### What needs to be done
Comb the records below for the string "status" and copy each line where it turns up.

### Input records
[BEGIN]

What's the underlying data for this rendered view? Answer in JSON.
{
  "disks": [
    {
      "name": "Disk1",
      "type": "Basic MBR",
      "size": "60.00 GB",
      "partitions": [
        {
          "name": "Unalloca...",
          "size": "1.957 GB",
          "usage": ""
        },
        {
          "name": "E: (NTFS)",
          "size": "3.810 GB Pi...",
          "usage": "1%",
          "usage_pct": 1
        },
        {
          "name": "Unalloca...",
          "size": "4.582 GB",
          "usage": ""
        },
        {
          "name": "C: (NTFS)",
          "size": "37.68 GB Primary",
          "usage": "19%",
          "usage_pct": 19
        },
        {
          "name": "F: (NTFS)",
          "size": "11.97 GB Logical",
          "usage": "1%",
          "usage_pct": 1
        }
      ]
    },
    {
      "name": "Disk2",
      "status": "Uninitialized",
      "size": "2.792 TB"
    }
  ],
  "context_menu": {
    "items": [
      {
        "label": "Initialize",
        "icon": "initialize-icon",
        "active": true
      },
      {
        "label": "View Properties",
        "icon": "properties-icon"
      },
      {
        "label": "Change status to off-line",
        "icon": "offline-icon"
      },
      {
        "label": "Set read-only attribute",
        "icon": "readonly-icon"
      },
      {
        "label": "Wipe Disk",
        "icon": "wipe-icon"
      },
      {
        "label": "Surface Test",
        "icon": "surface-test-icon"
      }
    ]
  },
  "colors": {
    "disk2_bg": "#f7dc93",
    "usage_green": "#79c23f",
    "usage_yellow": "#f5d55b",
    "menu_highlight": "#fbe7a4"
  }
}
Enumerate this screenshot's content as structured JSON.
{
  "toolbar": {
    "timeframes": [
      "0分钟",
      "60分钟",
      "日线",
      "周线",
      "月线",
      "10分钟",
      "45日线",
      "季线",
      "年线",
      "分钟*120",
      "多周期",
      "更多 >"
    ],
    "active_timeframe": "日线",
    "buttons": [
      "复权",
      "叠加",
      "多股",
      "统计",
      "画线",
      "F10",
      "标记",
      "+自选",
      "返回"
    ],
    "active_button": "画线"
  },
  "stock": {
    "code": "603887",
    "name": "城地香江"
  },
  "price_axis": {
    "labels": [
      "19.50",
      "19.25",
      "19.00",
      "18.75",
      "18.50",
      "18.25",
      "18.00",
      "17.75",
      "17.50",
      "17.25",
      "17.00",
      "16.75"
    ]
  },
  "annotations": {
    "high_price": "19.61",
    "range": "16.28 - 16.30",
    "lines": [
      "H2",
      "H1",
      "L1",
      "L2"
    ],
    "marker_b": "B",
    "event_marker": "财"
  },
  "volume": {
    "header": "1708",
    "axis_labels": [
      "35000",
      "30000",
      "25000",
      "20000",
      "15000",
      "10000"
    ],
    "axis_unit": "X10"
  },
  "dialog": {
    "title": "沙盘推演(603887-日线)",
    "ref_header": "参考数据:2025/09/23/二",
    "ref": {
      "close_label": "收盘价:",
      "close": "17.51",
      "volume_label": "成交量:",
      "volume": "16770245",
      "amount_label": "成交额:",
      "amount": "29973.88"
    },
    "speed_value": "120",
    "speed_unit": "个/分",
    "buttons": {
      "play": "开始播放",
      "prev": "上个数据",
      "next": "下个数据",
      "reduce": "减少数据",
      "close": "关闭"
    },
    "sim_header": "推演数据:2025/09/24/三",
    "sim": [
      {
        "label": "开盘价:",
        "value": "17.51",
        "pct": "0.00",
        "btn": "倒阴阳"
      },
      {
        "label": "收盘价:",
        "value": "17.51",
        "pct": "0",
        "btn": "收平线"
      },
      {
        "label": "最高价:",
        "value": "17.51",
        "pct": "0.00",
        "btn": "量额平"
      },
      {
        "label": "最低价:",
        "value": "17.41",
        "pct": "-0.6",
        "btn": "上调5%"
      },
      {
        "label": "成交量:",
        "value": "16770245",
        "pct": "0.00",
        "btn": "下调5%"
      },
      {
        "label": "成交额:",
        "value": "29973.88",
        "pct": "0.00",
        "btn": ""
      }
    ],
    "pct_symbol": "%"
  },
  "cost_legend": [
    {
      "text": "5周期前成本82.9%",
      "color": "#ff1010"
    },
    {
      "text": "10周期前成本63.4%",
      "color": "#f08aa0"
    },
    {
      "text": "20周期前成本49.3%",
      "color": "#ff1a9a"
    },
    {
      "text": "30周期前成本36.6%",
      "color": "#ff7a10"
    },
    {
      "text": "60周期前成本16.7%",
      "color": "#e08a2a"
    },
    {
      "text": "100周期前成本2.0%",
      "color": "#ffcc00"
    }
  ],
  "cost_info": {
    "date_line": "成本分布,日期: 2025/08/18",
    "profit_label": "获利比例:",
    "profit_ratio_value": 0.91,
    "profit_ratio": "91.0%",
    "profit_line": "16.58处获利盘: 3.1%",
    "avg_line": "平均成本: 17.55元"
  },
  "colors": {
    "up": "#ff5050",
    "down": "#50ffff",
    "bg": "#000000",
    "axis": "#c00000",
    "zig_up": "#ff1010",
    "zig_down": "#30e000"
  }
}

[END]

### Written answer
      "status": "Uninitialized",
        "label": "Change status to off-line",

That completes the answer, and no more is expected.